• _Exercise instructions_
Those lines of the data that hold the word "Delaware" are to be copied out.

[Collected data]
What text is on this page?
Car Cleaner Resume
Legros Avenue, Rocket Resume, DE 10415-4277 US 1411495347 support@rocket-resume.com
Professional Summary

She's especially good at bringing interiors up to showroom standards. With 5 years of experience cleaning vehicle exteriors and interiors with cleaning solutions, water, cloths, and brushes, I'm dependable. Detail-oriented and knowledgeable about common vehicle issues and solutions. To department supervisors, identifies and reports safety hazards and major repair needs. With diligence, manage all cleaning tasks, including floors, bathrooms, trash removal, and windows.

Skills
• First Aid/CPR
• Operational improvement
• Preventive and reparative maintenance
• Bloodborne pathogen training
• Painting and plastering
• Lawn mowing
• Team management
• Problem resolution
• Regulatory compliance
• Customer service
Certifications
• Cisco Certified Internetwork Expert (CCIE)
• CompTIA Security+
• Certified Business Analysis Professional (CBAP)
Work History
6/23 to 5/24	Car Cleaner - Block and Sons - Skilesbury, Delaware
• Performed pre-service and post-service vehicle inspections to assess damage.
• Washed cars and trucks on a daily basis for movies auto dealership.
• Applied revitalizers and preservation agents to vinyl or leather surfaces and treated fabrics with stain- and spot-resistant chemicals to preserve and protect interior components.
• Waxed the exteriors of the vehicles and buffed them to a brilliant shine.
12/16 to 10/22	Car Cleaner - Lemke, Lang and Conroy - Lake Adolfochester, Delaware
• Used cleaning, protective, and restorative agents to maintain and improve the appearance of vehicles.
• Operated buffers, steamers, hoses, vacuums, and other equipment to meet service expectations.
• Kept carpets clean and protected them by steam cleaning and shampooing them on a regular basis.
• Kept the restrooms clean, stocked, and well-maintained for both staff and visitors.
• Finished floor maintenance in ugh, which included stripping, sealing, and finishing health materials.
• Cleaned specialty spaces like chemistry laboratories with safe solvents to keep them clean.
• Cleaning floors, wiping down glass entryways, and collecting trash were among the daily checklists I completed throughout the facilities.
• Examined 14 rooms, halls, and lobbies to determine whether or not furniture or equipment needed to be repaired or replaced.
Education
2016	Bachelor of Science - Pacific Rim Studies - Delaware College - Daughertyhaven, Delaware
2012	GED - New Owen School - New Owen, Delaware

• _Written solution_
6/23 to 5/24	Car Cleaner - Block and Sons - Skilesbury, Delaware
12/16 to 10/22	Car Cleaner - Lemke, Lang and Conroy - Lake Adolfochester, Delaware
2016	Bachelor of Science - Pacific Rim Studies - Delaware College - Daughertyhaven, Delaware
2012	GED - New Owen School - New Owen, Delaware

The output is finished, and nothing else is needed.